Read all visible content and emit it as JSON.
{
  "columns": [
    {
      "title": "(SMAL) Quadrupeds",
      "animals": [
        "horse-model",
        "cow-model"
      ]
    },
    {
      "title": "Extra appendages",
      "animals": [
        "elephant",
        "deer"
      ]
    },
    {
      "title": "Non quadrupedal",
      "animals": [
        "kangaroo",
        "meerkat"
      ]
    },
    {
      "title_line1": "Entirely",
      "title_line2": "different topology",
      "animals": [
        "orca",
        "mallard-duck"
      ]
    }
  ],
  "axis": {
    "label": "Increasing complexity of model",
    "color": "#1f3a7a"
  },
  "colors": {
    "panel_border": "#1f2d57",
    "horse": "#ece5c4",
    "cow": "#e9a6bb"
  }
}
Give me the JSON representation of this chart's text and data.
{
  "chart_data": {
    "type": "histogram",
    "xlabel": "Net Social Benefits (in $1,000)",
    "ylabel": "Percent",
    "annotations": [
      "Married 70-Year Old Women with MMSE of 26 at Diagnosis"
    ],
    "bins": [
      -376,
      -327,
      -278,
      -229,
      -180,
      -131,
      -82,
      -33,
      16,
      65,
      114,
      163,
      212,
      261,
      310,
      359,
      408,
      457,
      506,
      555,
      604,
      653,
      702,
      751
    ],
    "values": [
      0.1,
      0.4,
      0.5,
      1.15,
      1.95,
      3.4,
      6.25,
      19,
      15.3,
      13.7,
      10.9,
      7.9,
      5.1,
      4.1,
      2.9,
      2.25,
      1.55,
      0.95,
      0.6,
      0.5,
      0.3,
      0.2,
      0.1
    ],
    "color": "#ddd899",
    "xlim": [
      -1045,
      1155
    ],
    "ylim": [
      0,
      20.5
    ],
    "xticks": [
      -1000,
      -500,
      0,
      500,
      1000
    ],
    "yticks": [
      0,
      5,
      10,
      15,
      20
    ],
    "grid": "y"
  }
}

* _WRITTEN TASK_:
All of the material above needs to be copied exactly.

* _THE RESPONSE_:
Read all visible content and emit it as JSON.
{
  "columns": [
    {
      "title": "(SMAL) Quadrupeds",
      "animals": [
        "horse-model",
        "cow-model"
      ]
    },
    {
      "title": "Extra appendages",
      "animals": [
        "elephant",
        "deer"
      ]
    },
    {
      "title": "Non quadrupedal",
      "animals": [
        "kangaroo",
        "meerkat"
      ]
    },
    {
      "title_line1": "Entirely",
      "title_line2": "different topology",
      "animals": [
        "orca",
        "mallard-duck"
      ]
    }
  ],
  "axis": {
    "label": "Increasing complexity of model",
    "color": "#1f3a7a"
  },
  "colors": {
    "panel_border": "#1f2d57",
    "horse": "#ece5c4",
    "cow": "#e9a6bb"
  }
}
Give me the JSON representation of this chart's text and data.
{
  "chart_data": {
    "type": "histogram",
    "xlabel": "Net Social Benefits (in $1,000)",
    "ylabel": "Percent",
    "annotations": [
      "Married 70-Year Old Women with MMSE of 26 at Diagnosis"
    ],
    "bins": [
      -376,
      -327,
      -278,
      -229,
      -180,
      -131,
      -82,
      -33,
      16,
      65,
      114,
      163,
      212,
      261,
      310,
      359,
      408,
      457,
      506,
      555,
      604,
      653,
      702,
      751
    ],
    "values": [
      0.1,
      0.4,
      0.5,
      1.15,
      1.95,
      3.4,
      6.25,
      19,
      15.3,
      13.7,
      10.9,
      7.9,
      5.1,
      4.1,
      2.9,
      2.25,
      1.55,
      0.95,
      0.6,
      0.5,
      0.3,
      0.2,
      0.1
    ],
    "color": "#ddd899",
    "xlim": [
      -1045,
      1155
    ],
    "ylim": [
      0,
      20.5
    ],
    "xticks": [
      -1000,
      -500,
      0,
      500,
      1000
    ],
    "yticks": [
      0,
      5,
      10,
      15,
      20
    ],
    "grid": "y"
  }
}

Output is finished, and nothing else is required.